* **WHAT YOU ARE ASKED TO DO**
You are to retype all of the data exactly as it appears.

* **RECORDS SHOWN**
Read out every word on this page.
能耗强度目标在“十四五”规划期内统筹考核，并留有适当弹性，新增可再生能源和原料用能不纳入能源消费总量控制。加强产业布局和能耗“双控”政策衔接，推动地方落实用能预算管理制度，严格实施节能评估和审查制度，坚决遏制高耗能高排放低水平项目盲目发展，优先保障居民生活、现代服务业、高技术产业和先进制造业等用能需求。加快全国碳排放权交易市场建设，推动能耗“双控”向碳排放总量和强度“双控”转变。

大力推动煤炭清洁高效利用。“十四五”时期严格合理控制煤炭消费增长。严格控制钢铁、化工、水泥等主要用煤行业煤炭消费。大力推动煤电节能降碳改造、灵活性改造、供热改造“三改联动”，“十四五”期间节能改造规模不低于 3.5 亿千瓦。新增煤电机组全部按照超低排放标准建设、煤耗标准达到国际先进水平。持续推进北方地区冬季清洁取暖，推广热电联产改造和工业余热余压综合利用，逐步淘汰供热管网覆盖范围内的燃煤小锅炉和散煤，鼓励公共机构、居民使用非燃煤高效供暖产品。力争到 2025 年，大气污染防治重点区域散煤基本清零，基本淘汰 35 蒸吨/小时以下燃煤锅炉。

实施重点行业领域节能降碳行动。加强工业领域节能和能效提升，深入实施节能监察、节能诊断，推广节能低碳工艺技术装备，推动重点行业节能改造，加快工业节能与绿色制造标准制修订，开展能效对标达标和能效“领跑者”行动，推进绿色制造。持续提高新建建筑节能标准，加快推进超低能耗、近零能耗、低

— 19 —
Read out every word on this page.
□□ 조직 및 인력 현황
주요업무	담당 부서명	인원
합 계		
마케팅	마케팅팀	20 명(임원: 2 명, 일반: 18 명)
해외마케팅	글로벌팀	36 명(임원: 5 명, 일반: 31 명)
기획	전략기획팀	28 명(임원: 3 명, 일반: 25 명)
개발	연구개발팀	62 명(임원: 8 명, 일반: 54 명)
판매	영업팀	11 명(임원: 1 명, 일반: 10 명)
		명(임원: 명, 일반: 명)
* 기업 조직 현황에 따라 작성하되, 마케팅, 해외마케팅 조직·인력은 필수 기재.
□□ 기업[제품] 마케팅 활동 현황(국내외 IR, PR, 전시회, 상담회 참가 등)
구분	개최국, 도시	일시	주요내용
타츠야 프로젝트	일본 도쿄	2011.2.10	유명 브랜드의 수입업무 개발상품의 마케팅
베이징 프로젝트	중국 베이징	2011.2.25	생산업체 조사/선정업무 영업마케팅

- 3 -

* **EXERCISE RESPONSE**
Read out every word on this page.
能耗强度目标在“十四五”规划期内统筹考核，并留有适当弹性，新增可再生能源和原料用能不纳入能源消费总量控制。加强产业布局和能耗“双控”政策衔接，推动地方落实用能预算管理制度，严格实施节能评估和审查制度，坚决遏制高耗能高排放低水平项目盲目发展，优先保障居民生活、现代服务业、高技术产业和先进制造业等用能需求。加快全国碳排放权交易市场建设，推动能耗“双控”向碳排放总量和强度“双控”转变。

大力推动煤炭清洁高效利用。“十四五”时期严格合理控制煤炭消费增长。严格控制钢铁、化工、水泥等主要用煤行业煤炭消费。大力推动煤电节能降碳改造、灵活性改造、供热改造“三改联动”，“十四五”期间节能改造规模不低于 3.5 亿千瓦。新增煤电机组全部按照超低排放标准建设、煤耗标准达到国际先进水平。持续推进北方地区冬季清洁取暖，推广热电联产改造和工业余热余压综合利用，逐步淘汰供热管网覆盖范围内的燃煤小锅炉和散煤，鼓励公共机构、居民使用非燃煤高效供暖产品。力争到 2025 年，大气污染防治重点区域散煤基本清零，基本淘汰 35 蒸吨/小时以下燃煤锅炉。

实施重点行业领域节能降碳行动。加强工业领域节能和能效提升，深入实施节能监察、节能诊断，推广节能低碳工艺技术装备，推动重点行业节能改造，加快工业节能与绿色制造标准制修订，开展能效对标达标和能效“领跑者”行动，推进绿色制造。持续提高新建建筑节能标准，加快推进超低能耗、近零能耗、低

— 19 —
Read out every word on this page.
□□ 조직 및 인력 현황
주요업무	담당 부서명	인원
합 계		
마케팅	마케팅팀	20 명(임원: 2 명, 일반: 18 명)
해외마케팅	글로벌팀	36 명(임원: 5 명, 일반: 31 명)
기획	전략기획팀	28 명(임원: 3 명, 일반: 25 명)
개발	연구개발팀	62 명(임원: 8 명, 일반: 54 명)
판매	영업팀	11 명(임원: 1 명, 일반: 10 명)
		명(임원: 명, 일반: 명)
* 기업 조직 현황에 따라 작성하되, 마케팅, 해외마케팅 조직·인력은 필수 기재.
□□ 기업[제품] 마케팅 활동 현황(국내외 IR, PR, 전시회, 상담회 참가 등)
구분	개최국, 도시	일시	주요내용
타츠야 프로젝트	일본 도쿄	2011.2.10	유명 브랜드의 수입업무 개발상품의 마케팅
베이징 프로젝트	중국 베이징	2011.2.25	생산업체 조사/선정업무 영업마케팅

- 3 -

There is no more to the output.